Data extracted from a collection
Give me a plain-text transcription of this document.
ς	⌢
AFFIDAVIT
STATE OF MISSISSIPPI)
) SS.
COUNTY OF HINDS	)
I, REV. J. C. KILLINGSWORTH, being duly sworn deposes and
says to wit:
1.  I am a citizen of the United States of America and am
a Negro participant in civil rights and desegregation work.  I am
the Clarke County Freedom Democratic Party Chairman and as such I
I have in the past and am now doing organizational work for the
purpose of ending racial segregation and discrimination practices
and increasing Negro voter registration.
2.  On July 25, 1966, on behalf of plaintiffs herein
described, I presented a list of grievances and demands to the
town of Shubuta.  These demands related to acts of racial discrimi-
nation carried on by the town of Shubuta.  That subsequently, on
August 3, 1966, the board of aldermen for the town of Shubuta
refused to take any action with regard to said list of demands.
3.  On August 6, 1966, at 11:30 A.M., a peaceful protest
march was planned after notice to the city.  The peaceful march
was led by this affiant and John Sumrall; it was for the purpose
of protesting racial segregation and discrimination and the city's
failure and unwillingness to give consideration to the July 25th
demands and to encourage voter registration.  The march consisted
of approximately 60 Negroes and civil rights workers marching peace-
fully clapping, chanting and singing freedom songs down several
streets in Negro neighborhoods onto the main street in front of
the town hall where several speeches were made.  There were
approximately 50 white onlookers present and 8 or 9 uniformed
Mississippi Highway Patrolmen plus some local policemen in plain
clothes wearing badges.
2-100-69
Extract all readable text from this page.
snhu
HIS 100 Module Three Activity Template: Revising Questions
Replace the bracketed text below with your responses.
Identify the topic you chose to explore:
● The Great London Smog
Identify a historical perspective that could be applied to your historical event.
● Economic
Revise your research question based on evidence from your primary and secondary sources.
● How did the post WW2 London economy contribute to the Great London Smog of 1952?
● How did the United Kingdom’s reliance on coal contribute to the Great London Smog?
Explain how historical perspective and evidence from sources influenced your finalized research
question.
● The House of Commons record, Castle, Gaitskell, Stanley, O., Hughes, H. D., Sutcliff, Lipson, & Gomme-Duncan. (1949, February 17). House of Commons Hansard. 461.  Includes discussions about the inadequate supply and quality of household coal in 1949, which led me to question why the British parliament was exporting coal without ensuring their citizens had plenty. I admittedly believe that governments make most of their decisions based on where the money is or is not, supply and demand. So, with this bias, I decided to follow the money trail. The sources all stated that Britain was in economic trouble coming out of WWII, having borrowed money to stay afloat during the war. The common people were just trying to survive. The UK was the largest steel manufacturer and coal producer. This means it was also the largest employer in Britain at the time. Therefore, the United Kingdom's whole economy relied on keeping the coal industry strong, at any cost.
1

▶ [GOAL] Could you give again exactly the lines from the line containing "Extract all readable text from this page." through the final line of the data above, and no others?

▶ [EXERCISE RESPONSE]
Extract all readable text from this page.
snhu
HIS 100 Module Three Activity Template: Revising Questions
Replace the bracketed text below with your responses.
Identify the topic you chose to explore:
● The Great London Smog
Identify a historical perspective that could be applied to your historical event.
● Economic
Revise your research question based on evidence from your primary and secondary sources.
● How did the post WW2 London economy contribute to the Great London Smog of 1952?
● How did the United Kingdom’s reliance on coal contribute to the Great London Smog?
Explain how historical perspective and evidence from sources influenced your finalized research
question.
● The House of Commons record, Castle, Gaitskell, Stanley, O., Hughes, H. D., Sutcliff, Lipson, & Gomme-Duncan. (1949, February 17). House of Commons Hansard. 461.  Includes discussions about the inadequate supply and quality of household coal in 1949, which led me to question why the British parliament was exporting coal without ensuring their citizens had plenty. I admittedly believe that governments make most of their decisions based on where the money is or is not, supply and demand. So, with this bias, I decided to follow the money trail. The sources all stated that Britain was in economic trouble coming out of WWII, having borrowed money to stay afloat during the war. The common people were just trying to survive. The UK was the largest steel manufacturer and coal producer. This means it was also the largest employer in Britain at the time. Therefore, the United Kingdom's whole economy relied on keeping the coal industry strong, at any cost.
1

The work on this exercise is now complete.